(Records from a collection)
----

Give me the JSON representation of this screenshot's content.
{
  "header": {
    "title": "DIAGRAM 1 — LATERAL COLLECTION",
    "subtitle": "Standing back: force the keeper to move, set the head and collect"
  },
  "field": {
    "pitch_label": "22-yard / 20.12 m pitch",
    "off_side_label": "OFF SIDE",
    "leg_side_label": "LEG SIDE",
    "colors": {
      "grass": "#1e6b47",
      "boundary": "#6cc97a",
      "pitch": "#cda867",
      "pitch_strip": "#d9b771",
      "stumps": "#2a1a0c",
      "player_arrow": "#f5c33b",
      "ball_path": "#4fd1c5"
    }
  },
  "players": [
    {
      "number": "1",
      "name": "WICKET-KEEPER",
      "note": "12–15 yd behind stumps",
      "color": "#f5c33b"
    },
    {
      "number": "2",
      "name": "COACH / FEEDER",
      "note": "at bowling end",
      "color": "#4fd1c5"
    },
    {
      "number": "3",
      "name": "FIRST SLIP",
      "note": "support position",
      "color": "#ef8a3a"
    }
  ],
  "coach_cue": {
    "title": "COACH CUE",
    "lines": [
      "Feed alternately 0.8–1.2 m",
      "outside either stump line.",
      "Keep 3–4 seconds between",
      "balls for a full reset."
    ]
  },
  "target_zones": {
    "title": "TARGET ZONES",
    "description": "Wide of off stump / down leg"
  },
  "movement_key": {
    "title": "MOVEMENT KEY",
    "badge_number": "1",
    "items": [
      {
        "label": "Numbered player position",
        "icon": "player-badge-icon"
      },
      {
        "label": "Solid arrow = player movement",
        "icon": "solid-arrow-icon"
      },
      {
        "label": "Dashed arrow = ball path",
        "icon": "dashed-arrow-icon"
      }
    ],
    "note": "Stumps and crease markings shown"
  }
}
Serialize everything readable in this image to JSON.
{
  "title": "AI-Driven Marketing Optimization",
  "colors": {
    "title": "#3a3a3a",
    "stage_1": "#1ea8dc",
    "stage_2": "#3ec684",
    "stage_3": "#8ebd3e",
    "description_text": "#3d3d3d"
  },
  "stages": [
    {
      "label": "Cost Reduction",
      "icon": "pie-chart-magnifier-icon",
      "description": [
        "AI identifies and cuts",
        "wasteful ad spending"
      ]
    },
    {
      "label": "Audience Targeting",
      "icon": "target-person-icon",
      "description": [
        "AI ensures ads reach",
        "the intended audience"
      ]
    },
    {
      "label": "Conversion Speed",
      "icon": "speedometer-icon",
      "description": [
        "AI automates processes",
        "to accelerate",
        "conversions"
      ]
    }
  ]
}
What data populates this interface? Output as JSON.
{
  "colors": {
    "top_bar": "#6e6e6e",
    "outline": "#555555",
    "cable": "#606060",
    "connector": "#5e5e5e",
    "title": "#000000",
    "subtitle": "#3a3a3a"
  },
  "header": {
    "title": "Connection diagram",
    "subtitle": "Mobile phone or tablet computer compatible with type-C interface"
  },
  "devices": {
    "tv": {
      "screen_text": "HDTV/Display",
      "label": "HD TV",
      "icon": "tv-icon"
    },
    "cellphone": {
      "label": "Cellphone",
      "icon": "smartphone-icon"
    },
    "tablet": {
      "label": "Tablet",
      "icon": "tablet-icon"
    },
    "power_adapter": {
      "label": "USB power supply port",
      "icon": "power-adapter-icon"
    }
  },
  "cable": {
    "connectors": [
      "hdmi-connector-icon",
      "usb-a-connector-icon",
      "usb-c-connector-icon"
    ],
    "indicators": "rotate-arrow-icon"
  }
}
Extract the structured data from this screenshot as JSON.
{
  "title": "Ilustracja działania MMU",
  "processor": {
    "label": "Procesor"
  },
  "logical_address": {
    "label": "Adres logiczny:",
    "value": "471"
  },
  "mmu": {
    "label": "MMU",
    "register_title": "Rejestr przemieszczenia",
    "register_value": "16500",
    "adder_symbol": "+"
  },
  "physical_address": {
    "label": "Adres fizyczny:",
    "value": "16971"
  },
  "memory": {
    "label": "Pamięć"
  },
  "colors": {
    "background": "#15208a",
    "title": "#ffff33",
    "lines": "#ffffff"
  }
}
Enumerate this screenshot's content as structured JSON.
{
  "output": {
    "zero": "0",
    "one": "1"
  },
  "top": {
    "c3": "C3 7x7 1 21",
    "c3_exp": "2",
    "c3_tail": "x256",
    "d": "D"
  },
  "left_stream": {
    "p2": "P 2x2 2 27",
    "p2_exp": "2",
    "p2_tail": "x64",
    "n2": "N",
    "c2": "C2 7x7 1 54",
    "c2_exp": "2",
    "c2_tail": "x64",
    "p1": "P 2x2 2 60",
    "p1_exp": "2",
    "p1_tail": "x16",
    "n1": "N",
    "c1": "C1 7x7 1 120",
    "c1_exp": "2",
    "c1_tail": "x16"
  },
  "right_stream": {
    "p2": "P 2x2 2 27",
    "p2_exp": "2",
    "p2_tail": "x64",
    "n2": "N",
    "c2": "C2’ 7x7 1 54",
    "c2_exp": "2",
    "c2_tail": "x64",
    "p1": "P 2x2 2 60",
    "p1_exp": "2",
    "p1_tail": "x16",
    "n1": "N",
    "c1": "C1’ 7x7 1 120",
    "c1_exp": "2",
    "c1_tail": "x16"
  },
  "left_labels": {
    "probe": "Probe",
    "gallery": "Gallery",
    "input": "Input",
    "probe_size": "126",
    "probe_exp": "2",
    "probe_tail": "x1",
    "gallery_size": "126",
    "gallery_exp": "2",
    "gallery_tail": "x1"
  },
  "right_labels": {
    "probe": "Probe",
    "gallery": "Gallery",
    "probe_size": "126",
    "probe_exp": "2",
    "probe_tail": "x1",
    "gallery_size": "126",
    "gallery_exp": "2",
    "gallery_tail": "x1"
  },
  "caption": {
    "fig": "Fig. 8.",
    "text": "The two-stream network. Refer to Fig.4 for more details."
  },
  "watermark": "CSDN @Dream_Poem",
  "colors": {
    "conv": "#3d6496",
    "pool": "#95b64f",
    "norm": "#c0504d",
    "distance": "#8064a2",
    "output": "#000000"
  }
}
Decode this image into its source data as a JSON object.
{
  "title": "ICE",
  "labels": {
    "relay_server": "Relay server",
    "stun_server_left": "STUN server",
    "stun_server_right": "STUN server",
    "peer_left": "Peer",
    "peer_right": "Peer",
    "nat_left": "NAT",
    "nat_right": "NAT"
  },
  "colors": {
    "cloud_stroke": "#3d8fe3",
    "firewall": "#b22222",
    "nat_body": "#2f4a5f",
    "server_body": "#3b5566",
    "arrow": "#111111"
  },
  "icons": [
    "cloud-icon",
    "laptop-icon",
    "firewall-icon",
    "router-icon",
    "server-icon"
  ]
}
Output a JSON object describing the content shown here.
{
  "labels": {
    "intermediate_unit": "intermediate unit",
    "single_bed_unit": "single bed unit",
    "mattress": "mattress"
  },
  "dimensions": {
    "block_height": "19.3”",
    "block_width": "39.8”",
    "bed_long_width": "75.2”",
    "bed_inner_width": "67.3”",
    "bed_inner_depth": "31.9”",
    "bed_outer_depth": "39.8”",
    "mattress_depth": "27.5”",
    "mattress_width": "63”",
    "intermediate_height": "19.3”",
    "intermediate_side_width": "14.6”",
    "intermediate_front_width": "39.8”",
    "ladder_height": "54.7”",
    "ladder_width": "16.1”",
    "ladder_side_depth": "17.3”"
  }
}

----

Without leaving anything out, give the entries again exactly.

Give me the JSON representation of this screenshot's content.
{
  "header": {
    "title": "DIAGRAM 1 — LATERAL COLLECTION",
    "subtitle": "Standing back: force the keeper to move, set the head and collect"
  },
  "field": {
    "pitch_label": "22-yard / 20.12 m pitch",
    "off_side_label": "OFF SIDE",
    "leg_side_label": "LEG SIDE",
    "colors": {
      "grass": "#1e6b47",
      "boundary": "#6cc97a",
      "pitch": "#cda867",
      "pitch_strip": "#d9b771",
      "stumps": "#2a1a0c",
      "player_arrow": "#f5c33b",
      "ball_path": "#4fd1c5"
    }
  },
  "players": [
    {
      "number": "1",
      "name": "WICKET-KEEPER",
      "note": "12–15 yd behind stumps",
      "color": "#f5c33b"
    },
    {
      "number": "2",
      "name": "COACH / FEEDER",
      "note": "at bowling end",
      "color": "#4fd1c5"
    },
    {
      "number": "3",
      "name": "FIRST SLIP",
      "note": "support position",
      "color": "#ef8a3a"
    }
  ],
  "coach_cue": {
    "title": "COACH CUE",
    "lines": [
      "Feed alternately 0.8–1.2 m",
      "outside either stump line.",
      "Keep 3–4 seconds between",
      "balls for a full reset."
    ]
  },
  "target_zones": {
    "title": "TARGET ZONES",
    "description": "Wide of off stump / down leg"
  },
  "movement_key": {
    "title": "MOVEMENT KEY",
    "badge_number": "1",
    "items": [
      {
        "label": "Numbered player position",
        "icon": "player-badge-icon"
      },
      {
        "label": "Solid arrow = player movement",
        "icon": "solid-arrow-icon"
      },
      {
        "label": "Dashed arrow = ball path",
        "icon": "dashed-arrow-icon"
      }
    ],
    "note": "Stumps and crease markings shown"
  }
}
Serialize everything readable in this image to JSON.
{
  "title": "AI-Driven Marketing Optimization",
  "colors": {
    "title": "#3a3a3a",
    "stage_1": "#1ea8dc",
    "stage_2": "#3ec684",
    "stage_3": "#8ebd3e",
    "description_text": "#3d3d3d"
  },
  "stages": [
    {
      "label": "Cost Reduction",
      "icon": "pie-chart-magnifier-icon",
      "description": [
        "AI identifies and cuts",
        "wasteful ad spending"
      ]
    },
    {
      "label": "Audience Targeting",
      "icon": "target-person-icon",
      "description": [
        "AI ensures ads reach",
        "the intended audience"
      ]
    },
    {
      "label": "Conversion Speed",
      "icon": "speedometer-icon",
      "description": [
        "AI automates processes",
        "to accelerate",
        "conversions"
      ]
    }
  ]
}
What data populates this interface? Output as JSON.
{
  "colors": {
    "top_bar": "#6e6e6e",
    "outline": "#555555",
    "cable": "#606060",
    "connector": "#5e5e5e",
    "title": "#000000",
    "subtitle": "#3a3a3a"
  },
  "header": {
    "title": "Connection diagram",
    "subtitle": "Mobile phone or tablet computer compatible with type-C interface"
  },
  "devices": {
    "tv": {
      "screen_text": "HDTV/Display",
      "label": "HD TV",
      "icon": "tv-icon"
    },
    "cellphone": {
      "label": "Cellphone",
      "icon": "smartphone-icon"
    },
    "tablet": {
      "label": "Tablet",
      "icon": "tablet-icon"
    },
    "power_adapter": {
      "label": "USB power supply port",
      "icon": "power-adapter-icon"
    }
  },
  "cable": {
    "connectors": [
      "hdmi-connector-icon",
      "usb-a-connector-icon",
      "usb-c-connector-icon"
    ],
    "indicators": "rotate-arrow-icon"
  }
}
Extract the structured data from this screenshot as JSON.
{
  "title": "Ilustracja działania MMU",
  "processor": {
    "label": "Procesor"
  },
  "logical_address": {
    "label": "Adres logiczny:",
    "value": "471"
  },
  "mmu": {
    "label": "MMU",
    "register_title": "Rejestr przemieszczenia",
    "register_value": "16500",
    "adder_symbol": "+"
  },
  "physical_address": {
    "label": "Adres fizyczny:",
    "value": "16971"
  },
  "memory": {
    "label": "Pamięć"
  },
  "colors": {
    "background": "#15208a",
    "title": "#ffff33",
    "lines": "#ffffff"
  }
}
Enumerate this screenshot's content as structured JSON.
{
  "output": {
    "zero": "0",
    "one": "1"
  },
  "top": {
    "c3": "C3 7x7 1 21",
    "c3_exp": "2",
    "c3_tail": "x256",
    "d": "D"
  },
  "left_stream": {
    "p2": "P 2x2 2 27",
    "p2_exp": "2",
    "p2_tail": "x64",
    "n2": "N",
    "c2": "C2 7x7 1 54",
    "c2_exp": "2",
    "c2_tail": "x64",
    "p1": "P 2x2 2 60",
    "p1_exp": "2",
    "p1_tail": "x16",
    "n1": "N",
    "c1": "C1 7x7 1 120",
    "c1_exp": "2",
    "c1_tail": "x16"
  },
  "right_stream": {
    "p2": "P 2x2 2 27",
    "p2_exp": "2",
    "p2_tail": "x64",
    "n2": "N",
    "c2": "C2’ 7x7 1 54",
    "c2_exp": "2",
    "c2_tail": "x64",
    "p1": "P 2x2 2 60",
    "p1_exp": "2",
    "p1_tail": "x16",
    "n1": "N",
    "c1": "C1’ 7x7 1 120",
    "c1_exp": "2",
    "c1_tail": "x16"
  },
  "left_labels": {
    "probe": "Probe",
    "gallery": "Gallery",
    "input": "Input",
    "probe_size": "126",
    "probe_exp": "2",
    "probe_tail": "x1",
    "gallery_size": "126",
    "gallery_exp": "2",
    "gallery_tail": "x1"
  },
  "right_labels": {
    "probe": "Probe",
    "gallery": "Gallery",
    "probe_size": "126",
    "probe_exp": "2",
    "probe_tail": "x1",
    "gallery_size": "126",
    "gallery_exp": "2",
    "gallery_tail": "x1"
  },
  "caption": {
    "fig": "Fig. 8.",
    "text": "The two-stream network. Refer to Fig.4 for more details."
  },
  "watermark": "CSDN @Dream_Poem",
  "colors": {
    "conv": "#3d6496",
    "pool": "#95b64f",
    "norm": "#c0504d",
    "distance": "#8064a2",
    "output": "#000000"
  }
}
Decode this image into its source data as a JSON object.
{
  "title": "ICE",
  "labels": {
    "relay_server": "Relay server",
    "stun_server_left": "STUN server",
    "stun_server_right": "STUN server",
    "peer_left": "Peer",
    "peer_right": "Peer",
    "nat_left": "NAT",
    "nat_right": "NAT"
  },
  "colors": {
    "cloud_stroke": "#3d8fe3",
    "firewall": "#b22222",
    "nat_body": "#2f4a5f",
    "server_body": "#3b5566",
    "arrow": "#111111"
  },
  "icons": [
    "cloud-icon",
    "laptop-icon",
    "firewall-icon",
    "router-icon",
    "server-icon"
  ]
}
Output a JSON object describing the content shown here.
{
  "labels": {
    "intermediate_unit": "intermediate unit",
    "single_bed_unit": "single bed unit",
    "mattress": "mattress"
  },
  "dimensions": {
    "block_height": "19.3”",
    "block_width": "39.8”",
    "bed_long_width": "75.2”",
    "bed_inner_width": "67.3”",
    "bed_inner_depth": "31.9”",
    "bed_outer_depth": "39.8”",
    "mattress_depth": "27.5”",
    "mattress_width": "63”",
    "intermediate_height": "19.3”",
    "intermediate_side_width": "14.6”",
    "intermediate_front_width": "39.8”",
    "ladder_height": "54.7”",
    "ladder_width": "16.1”",
    "ladder_side_depth": "17.3”"
  }
}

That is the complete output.